Collected data entries
————————
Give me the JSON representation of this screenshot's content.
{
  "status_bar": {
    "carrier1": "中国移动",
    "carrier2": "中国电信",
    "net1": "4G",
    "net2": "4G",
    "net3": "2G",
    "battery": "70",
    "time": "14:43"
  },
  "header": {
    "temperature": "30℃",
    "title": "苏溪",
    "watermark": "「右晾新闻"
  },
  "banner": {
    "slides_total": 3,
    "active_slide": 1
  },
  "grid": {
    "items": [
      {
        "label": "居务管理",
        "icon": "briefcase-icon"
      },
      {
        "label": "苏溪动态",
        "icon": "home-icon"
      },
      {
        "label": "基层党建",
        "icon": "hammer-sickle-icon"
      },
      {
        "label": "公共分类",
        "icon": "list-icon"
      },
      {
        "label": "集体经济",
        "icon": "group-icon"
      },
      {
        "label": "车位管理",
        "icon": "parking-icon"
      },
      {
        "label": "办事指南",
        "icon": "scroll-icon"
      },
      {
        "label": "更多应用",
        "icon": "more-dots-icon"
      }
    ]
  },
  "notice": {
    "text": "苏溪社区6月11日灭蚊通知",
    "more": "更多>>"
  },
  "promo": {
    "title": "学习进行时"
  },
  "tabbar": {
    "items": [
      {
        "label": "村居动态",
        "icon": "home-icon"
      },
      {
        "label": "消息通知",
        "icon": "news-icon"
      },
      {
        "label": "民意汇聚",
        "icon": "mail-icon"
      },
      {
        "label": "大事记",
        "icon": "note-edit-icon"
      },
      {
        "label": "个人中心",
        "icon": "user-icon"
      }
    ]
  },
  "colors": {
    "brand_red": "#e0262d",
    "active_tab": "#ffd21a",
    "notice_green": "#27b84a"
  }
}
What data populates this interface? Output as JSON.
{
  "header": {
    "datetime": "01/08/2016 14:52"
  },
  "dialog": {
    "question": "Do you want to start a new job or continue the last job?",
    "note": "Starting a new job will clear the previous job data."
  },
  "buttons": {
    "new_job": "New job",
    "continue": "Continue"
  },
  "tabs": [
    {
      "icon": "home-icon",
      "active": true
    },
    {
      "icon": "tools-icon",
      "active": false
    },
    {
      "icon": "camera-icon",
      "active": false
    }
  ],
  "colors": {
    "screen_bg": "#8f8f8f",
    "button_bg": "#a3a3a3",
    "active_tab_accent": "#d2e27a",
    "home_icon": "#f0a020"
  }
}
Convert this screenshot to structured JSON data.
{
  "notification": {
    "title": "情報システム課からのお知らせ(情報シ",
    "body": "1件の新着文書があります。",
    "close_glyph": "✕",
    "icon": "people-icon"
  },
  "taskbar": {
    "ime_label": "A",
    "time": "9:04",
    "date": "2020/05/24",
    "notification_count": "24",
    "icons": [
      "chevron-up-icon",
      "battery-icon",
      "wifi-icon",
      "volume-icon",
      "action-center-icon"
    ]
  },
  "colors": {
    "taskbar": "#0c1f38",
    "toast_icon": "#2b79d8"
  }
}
————————
### WHAT THE TASK REQUIRES
Repeat every entry exactly, please.

### FINAL RESULT
Give me the JSON representation of this screenshot's content.
{
  "status_bar": {
    "carrier1": "中国移动",
    "carrier2": "中国电信",
    "net1": "4G",
    "net2": "4G",
    "net3": "2G",
    "battery": "70",
    "time": "14:43"
  },
  "header": {
    "temperature": "30℃",
    "title": "苏溪",
    "watermark": "「右晾新闻"
  },
  "banner": {
    "slides_total": 3,
    "active_slide": 1
  },
  "grid": {
    "items": [
      {
        "label": "居务管理",
        "icon": "briefcase-icon"
      },
      {
        "label": "苏溪动态",
        "icon": "home-icon"
      },
      {
        "label": "基层党建",
        "icon": "hammer-sickle-icon"
      },
      {
        "label": "公共分类",
        "icon": "list-icon"
      },
      {
        "label": "集体经济",
        "icon": "group-icon"
      },
      {
        "label": "车位管理",
        "icon": "parking-icon"
      },
      {
        "label": "办事指南",
        "icon": "scroll-icon"
      },
      {
        "label": "更多应用",
        "icon": "more-dots-icon"
      }
    ]
  },
  "notice": {
    "text": "苏溪社区6月11日灭蚊通知",
    "more": "更多>>"
  },
  "promo": {
    "title": "学习进行时"
  },
  "tabbar": {
    "items": [
      {
        "label": "村居动态",
        "icon": "home-icon"
      },
      {
        "label": "消息通知",
        "icon": "news-icon"
      },
      {
        "label": "民意汇聚",
        "icon": "mail-icon"
      },
      {
        "label": "大事记",
        "icon": "note-edit-icon"
      },
      {
        "label": "个人中心",
        "icon": "user-icon"
      }
    ]
  },
  "colors": {
    "brand_red": "#e0262d",
    "active_tab": "#ffd21a",
    "notice_green": "#27b84a"
  }
}
What data populates this interface? Output as JSON.
{
  "header": {
    "datetime": "01/08/2016 14:52"
  },
  "dialog": {
    "question": "Do you want to start a new job or continue the last job?",
    "note": "Starting a new job will clear the previous job data."
  },
  "buttons": {
    "new_job": "New job",
    "continue": "Continue"
  },
  "tabs": [
    {
      "icon": "home-icon",
      "active": true
    },
    {
      "icon": "tools-icon",
      "active": false
    },
    {
      "icon": "camera-icon",
      "active": false
    }
  ],
  "colors": {
    "screen_bg": "#8f8f8f",
    "button_bg": "#a3a3a3",
    "active_tab_accent": "#d2e27a",
    "home_icon": "#f0a020"
  }
}
Convert this screenshot to structured JSON data.
{
  "notification": {
    "title": "情報システム課からのお知らせ(情報シ",
    "body": "1件の新着文書があります。",
    "close_glyph": "✕",
    "icon": "people-icon"
  },
  "taskbar": {
    "ime_label": "A",
    "time": "9:04",
    "date": "2020/05/24",
    "notification_count": "24",
    "icons": [
      "chevron-up-icon",
      "battery-icon",
      "wifi-icon",
      "volume-icon",
      "action-center-icon"
    ]
  },
  "colors": {
    "taskbar": "#0c1f38",
    "toast_icon": "#2b79d8"
  }
}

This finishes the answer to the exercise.